◆ Exercise aim ◆
Edit the part of the records that opens with the line containing "716, 1016, 743]" and closes with the line containing "663, 288, 690]" by swapping "My Company" for "Our Company", and write out only those lines with nothing else changed.

##### Records shown

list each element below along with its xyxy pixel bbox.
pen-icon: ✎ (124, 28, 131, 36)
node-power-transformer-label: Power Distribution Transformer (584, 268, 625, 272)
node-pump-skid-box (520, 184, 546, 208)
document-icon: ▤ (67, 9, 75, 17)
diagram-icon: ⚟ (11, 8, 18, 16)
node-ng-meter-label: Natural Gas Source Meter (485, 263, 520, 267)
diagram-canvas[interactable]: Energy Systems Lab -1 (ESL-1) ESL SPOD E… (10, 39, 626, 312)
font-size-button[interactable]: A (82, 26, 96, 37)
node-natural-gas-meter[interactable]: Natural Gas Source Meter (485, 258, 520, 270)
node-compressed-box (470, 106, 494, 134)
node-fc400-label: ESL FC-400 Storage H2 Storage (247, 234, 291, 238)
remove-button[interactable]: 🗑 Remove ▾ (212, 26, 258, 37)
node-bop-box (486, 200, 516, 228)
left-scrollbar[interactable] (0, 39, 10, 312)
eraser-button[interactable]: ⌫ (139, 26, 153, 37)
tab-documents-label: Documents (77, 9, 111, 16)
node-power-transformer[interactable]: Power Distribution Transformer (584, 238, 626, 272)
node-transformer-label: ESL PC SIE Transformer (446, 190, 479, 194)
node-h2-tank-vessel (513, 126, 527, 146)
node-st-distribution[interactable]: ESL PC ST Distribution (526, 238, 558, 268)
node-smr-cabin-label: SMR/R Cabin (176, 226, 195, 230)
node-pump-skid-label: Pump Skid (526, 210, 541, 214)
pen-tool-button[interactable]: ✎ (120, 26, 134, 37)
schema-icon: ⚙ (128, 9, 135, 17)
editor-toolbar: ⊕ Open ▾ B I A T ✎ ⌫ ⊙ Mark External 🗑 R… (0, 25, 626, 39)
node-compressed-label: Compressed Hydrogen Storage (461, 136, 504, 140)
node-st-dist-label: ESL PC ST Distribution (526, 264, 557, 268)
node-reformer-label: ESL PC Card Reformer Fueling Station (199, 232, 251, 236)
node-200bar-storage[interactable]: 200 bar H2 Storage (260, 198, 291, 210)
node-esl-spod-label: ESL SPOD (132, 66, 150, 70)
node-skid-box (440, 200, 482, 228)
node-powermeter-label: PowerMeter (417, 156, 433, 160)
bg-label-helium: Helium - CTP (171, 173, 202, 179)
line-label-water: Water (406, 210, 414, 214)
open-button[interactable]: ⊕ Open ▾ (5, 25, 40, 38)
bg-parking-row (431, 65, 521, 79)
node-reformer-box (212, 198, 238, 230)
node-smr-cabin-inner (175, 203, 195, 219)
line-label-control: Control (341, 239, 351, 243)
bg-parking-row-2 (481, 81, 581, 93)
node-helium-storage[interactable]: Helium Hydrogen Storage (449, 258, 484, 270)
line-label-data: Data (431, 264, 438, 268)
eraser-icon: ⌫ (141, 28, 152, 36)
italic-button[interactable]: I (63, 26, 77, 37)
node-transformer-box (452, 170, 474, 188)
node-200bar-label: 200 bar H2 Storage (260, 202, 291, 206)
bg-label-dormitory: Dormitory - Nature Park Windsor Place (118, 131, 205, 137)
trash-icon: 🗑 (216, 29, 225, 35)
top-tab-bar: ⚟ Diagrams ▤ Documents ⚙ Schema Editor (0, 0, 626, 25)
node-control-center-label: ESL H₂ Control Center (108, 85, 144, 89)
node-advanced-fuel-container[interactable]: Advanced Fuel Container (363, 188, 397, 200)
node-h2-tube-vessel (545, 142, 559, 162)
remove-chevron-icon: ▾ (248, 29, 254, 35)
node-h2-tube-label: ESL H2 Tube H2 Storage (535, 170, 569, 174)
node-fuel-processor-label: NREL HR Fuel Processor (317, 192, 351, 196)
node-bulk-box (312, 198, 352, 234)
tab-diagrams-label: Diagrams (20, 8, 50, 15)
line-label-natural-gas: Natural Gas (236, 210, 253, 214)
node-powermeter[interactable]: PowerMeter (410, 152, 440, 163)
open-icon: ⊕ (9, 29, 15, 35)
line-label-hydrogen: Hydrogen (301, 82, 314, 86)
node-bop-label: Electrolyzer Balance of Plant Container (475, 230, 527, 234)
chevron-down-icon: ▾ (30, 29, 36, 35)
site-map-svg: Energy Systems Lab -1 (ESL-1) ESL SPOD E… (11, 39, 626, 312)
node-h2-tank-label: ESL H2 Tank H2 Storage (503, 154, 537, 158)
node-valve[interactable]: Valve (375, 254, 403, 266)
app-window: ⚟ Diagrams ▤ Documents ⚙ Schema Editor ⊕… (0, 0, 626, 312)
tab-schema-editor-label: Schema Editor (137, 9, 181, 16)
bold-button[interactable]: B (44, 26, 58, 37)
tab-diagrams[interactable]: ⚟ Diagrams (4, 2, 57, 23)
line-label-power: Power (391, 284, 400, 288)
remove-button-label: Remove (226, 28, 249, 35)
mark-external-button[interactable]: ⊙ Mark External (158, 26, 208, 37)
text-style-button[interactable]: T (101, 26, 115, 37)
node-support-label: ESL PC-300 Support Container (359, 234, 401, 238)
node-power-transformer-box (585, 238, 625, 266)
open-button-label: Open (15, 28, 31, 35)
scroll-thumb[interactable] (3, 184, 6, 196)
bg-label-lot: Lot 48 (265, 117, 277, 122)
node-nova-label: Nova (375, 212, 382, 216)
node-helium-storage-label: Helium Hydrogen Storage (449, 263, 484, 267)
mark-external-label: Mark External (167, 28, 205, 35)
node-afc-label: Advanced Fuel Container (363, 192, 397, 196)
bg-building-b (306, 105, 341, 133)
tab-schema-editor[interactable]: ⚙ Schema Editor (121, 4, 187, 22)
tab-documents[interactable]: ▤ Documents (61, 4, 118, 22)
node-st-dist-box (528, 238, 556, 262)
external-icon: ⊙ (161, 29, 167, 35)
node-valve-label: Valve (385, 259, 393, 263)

##########
##### Records shown

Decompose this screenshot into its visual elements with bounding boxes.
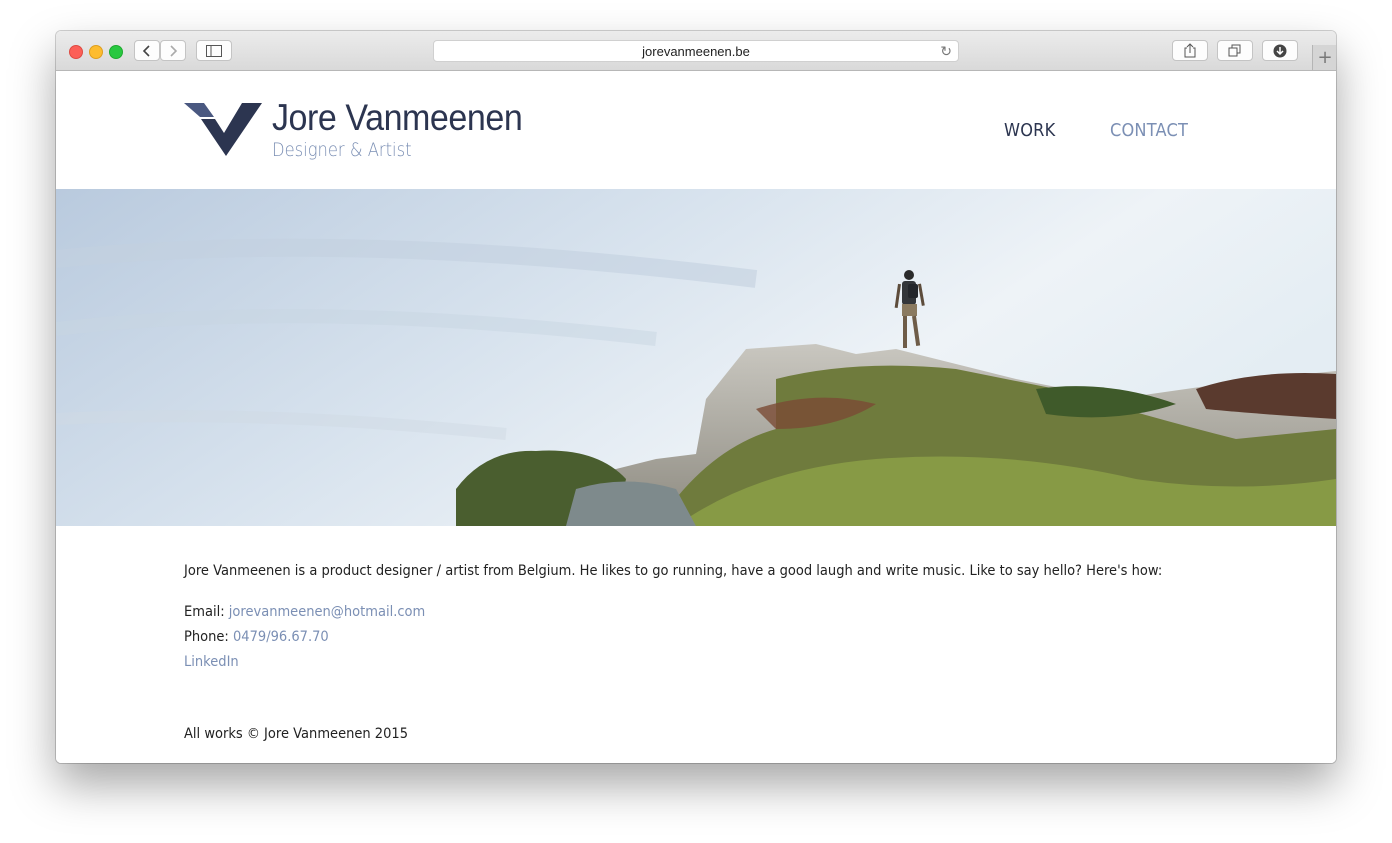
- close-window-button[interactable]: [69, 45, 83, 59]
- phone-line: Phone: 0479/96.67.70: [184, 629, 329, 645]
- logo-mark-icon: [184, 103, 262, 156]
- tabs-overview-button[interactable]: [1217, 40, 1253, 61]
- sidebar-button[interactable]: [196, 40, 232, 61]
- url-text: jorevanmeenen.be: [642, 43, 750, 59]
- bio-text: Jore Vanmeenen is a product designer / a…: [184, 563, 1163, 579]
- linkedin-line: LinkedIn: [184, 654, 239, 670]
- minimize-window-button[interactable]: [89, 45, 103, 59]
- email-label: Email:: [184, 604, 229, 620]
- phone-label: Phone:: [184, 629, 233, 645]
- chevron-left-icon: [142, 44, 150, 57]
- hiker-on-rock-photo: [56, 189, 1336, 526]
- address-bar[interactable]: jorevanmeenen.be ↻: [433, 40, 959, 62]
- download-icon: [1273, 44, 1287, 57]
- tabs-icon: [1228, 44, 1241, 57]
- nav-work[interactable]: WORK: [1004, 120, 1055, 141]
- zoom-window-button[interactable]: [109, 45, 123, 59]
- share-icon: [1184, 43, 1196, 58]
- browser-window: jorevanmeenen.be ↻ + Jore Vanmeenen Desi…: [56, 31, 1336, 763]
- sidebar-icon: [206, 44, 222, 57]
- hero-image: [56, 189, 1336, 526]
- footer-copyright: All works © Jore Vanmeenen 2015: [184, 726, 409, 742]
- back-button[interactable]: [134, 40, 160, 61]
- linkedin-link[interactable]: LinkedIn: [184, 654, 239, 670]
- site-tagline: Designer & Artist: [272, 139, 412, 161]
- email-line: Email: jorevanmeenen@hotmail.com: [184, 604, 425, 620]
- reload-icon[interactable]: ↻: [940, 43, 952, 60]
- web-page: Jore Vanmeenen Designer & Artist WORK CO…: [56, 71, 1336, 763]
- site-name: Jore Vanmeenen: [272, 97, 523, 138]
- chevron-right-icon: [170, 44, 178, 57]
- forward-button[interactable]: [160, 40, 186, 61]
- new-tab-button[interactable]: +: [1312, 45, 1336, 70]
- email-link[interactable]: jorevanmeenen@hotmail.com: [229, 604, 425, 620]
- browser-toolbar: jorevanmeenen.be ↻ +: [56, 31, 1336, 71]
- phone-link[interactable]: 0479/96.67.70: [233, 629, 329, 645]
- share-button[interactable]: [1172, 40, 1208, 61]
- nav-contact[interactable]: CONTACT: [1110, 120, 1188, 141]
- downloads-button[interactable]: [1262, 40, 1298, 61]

##########
##### Records shown

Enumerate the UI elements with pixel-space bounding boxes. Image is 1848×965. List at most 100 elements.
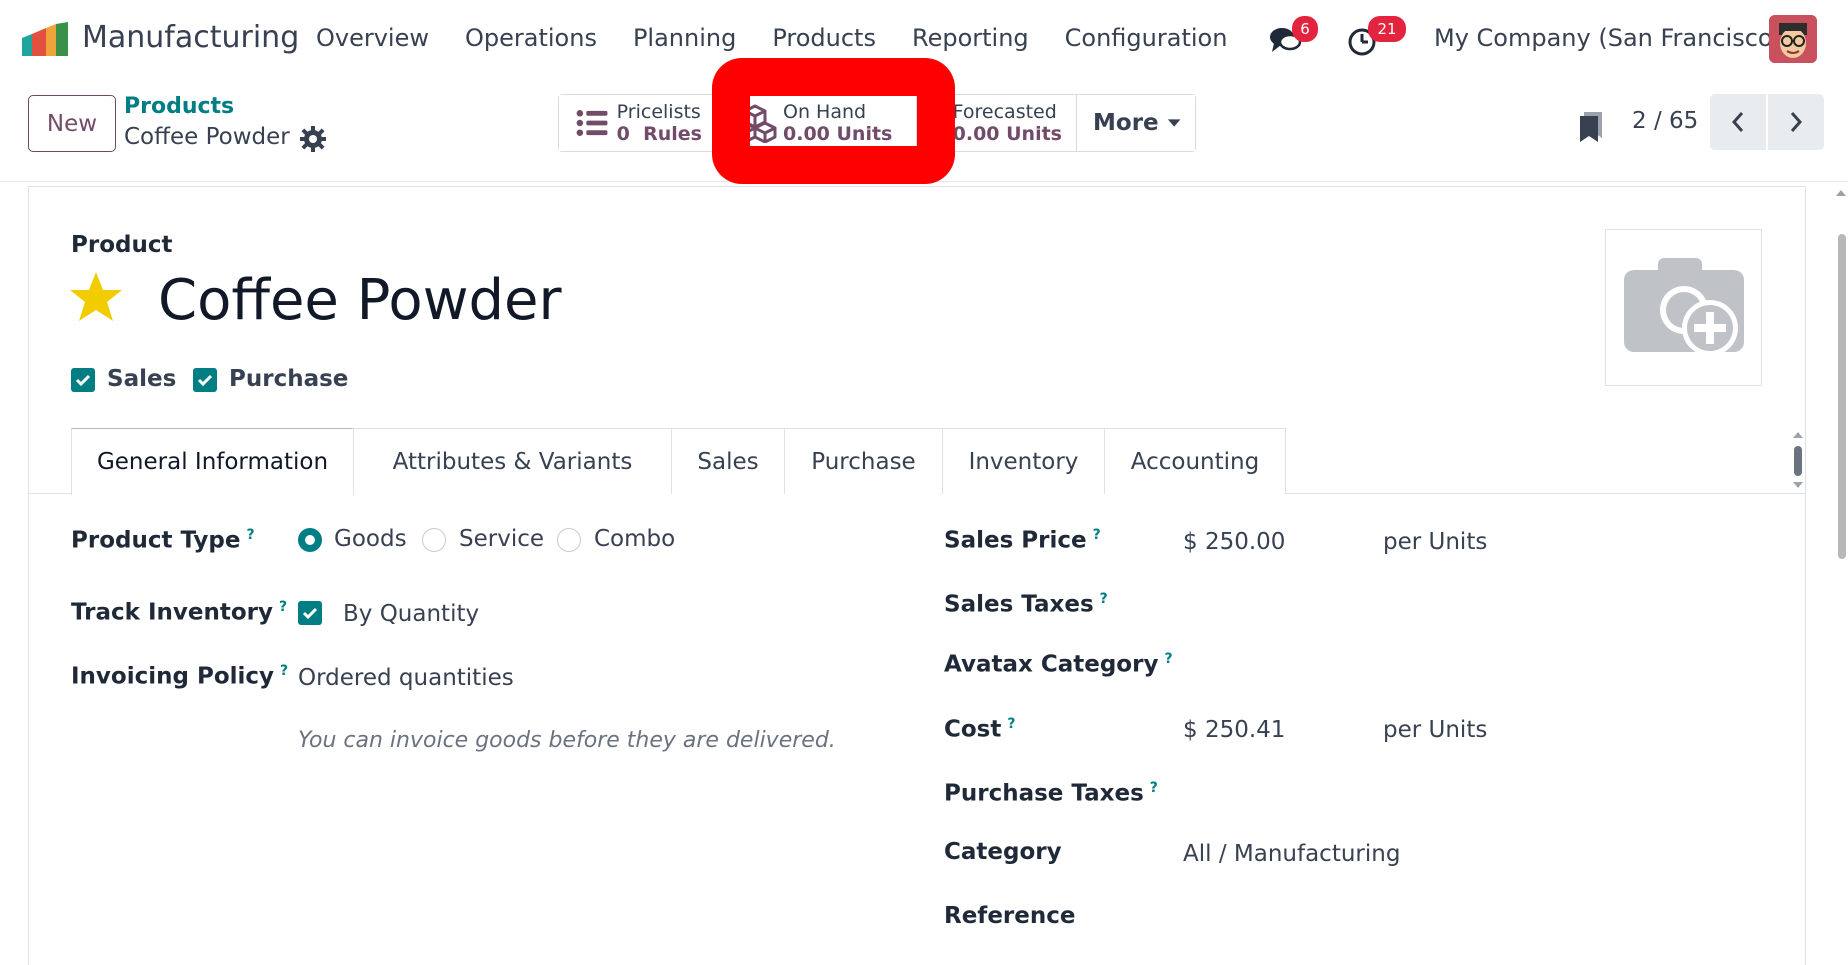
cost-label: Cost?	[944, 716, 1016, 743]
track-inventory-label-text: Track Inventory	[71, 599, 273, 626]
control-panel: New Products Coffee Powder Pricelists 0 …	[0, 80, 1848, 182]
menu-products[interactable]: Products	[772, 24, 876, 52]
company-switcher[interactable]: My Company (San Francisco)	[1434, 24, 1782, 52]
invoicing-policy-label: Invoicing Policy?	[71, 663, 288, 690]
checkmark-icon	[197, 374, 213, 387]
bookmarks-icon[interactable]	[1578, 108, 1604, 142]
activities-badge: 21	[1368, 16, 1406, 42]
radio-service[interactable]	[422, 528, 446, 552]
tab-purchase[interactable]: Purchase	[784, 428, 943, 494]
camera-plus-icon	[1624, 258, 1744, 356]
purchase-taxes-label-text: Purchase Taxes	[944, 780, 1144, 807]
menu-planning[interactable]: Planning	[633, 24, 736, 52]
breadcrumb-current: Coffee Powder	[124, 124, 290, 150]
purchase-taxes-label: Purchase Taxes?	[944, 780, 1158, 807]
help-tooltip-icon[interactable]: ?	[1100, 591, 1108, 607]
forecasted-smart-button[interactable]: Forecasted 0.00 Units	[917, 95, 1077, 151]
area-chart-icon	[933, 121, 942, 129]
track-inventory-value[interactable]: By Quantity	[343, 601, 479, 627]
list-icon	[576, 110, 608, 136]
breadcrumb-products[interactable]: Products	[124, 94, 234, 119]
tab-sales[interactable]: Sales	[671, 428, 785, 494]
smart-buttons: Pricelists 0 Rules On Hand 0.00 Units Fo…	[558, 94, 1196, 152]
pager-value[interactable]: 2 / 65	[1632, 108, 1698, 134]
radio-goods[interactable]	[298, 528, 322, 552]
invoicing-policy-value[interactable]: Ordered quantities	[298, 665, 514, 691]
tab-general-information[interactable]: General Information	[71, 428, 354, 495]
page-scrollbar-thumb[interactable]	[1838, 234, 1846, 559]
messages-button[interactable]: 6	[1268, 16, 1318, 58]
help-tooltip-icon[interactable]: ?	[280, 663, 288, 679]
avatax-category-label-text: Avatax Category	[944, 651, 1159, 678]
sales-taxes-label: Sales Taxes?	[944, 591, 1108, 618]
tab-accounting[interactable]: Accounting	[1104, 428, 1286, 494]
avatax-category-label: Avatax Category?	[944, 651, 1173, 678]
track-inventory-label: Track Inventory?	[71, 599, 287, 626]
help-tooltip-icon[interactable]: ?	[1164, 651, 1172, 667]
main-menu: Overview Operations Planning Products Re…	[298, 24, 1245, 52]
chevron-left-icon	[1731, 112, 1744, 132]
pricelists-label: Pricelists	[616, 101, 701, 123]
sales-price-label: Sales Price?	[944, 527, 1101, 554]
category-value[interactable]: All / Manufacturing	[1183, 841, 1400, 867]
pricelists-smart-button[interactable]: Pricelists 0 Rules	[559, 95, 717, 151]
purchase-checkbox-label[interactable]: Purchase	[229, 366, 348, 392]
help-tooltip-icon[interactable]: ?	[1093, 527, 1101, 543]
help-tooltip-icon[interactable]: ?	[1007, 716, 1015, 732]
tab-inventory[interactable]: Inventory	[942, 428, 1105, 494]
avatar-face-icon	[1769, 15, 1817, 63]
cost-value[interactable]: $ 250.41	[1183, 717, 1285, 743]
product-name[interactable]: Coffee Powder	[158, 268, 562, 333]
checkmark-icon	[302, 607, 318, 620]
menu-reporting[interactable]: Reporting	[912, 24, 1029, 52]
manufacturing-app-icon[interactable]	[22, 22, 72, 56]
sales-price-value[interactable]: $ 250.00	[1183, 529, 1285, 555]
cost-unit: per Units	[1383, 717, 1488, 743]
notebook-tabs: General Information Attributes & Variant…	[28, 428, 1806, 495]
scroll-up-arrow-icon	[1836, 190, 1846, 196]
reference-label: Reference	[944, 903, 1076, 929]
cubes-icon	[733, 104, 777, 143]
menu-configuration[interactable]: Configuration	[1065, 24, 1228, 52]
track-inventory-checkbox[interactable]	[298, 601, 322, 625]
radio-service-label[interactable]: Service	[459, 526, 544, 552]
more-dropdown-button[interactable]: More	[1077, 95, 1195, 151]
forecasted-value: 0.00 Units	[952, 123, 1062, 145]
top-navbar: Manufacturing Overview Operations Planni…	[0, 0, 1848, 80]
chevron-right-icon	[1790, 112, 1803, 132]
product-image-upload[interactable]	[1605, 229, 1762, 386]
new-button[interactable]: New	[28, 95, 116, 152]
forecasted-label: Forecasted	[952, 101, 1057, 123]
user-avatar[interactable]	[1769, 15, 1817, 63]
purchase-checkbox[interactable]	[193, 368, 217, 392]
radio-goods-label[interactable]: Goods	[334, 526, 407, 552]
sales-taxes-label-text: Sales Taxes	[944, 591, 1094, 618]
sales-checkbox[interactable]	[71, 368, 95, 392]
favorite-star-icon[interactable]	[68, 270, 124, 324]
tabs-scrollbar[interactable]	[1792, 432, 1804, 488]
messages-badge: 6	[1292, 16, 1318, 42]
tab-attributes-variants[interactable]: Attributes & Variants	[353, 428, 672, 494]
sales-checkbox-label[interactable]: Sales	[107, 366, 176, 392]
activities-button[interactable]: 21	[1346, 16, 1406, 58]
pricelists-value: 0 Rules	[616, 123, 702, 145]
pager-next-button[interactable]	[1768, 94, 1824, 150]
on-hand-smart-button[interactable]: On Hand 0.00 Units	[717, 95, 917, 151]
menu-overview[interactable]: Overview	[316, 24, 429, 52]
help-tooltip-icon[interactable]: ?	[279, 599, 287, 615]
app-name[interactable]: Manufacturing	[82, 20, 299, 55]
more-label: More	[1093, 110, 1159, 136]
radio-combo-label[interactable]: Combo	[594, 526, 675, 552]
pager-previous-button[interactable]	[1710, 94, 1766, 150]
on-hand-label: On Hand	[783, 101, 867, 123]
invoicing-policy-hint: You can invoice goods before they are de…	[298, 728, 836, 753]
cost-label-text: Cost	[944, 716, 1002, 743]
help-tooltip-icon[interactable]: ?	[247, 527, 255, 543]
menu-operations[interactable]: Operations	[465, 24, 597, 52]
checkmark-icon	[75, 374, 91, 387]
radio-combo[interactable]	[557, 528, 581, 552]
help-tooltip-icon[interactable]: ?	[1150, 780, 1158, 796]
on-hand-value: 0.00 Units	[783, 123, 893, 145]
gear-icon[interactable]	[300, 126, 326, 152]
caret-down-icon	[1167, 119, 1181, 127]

##########

◆ Solution to this exercise ◆
cost-label: Cost?	[944, 716, 1016, 743]
track-inventory-label-text: Track Inventory	[71, 599, 273, 626]
control-panel: New Products Coffee Powder Pricelists 0 …	[0, 80, 1848, 182]
menu-products[interactable]: Products	[772, 24, 876, 52]
company-switcher[interactable]: Our Company (San Francisco)	[1434, 24, 1782, 52]
invoicing-policy-label: Invoicing Policy?	[71, 663, 288, 690]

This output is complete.